[Records excerpted from a collection]
##############################
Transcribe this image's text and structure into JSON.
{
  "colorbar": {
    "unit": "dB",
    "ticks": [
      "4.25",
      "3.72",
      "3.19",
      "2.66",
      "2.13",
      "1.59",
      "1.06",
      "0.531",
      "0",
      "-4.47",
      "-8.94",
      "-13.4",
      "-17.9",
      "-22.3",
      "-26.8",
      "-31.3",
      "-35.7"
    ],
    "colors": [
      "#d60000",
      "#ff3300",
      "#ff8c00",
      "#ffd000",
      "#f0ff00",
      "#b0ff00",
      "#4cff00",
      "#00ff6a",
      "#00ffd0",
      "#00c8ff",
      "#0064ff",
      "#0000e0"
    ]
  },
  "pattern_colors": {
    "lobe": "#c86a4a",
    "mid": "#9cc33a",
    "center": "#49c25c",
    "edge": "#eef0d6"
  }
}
##############################
■ Required work ■
Return the lines above exactly, keeping every word.

■ Solution to the exercise ■
Transcribe this image's text and structure into JSON.
{
  "colorbar": {
    "unit": "dB",
    "ticks": [
      "4.25",
      "3.72",
      "3.19",
      "2.66",
      "2.13",
      "1.59",
      "1.06",
      "0.531",
      "0",
      "-4.47",
      "-8.94",
      "-13.4",
      "-17.9",
      "-22.3",
      "-26.8",
      "-31.3",
      "-35.7"
    ],
    "colors": [
      "#d60000",
      "#ff3300",
      "#ff8c00",
      "#ffd000",
      "#f0ff00",
      "#b0ff00",
      "#4cff00",
      "#00ff6a",
      "#00ffd0",
      "#00c8ff",
      "#0064ff",
      "#0000e0"
    ]
  },
  "pattern_colors": {
    "lobe": "#c86a4a",
    "mid": "#9cc33a",
    "center": "#49c25c",
    "edge": "#eef0d6"
  }
}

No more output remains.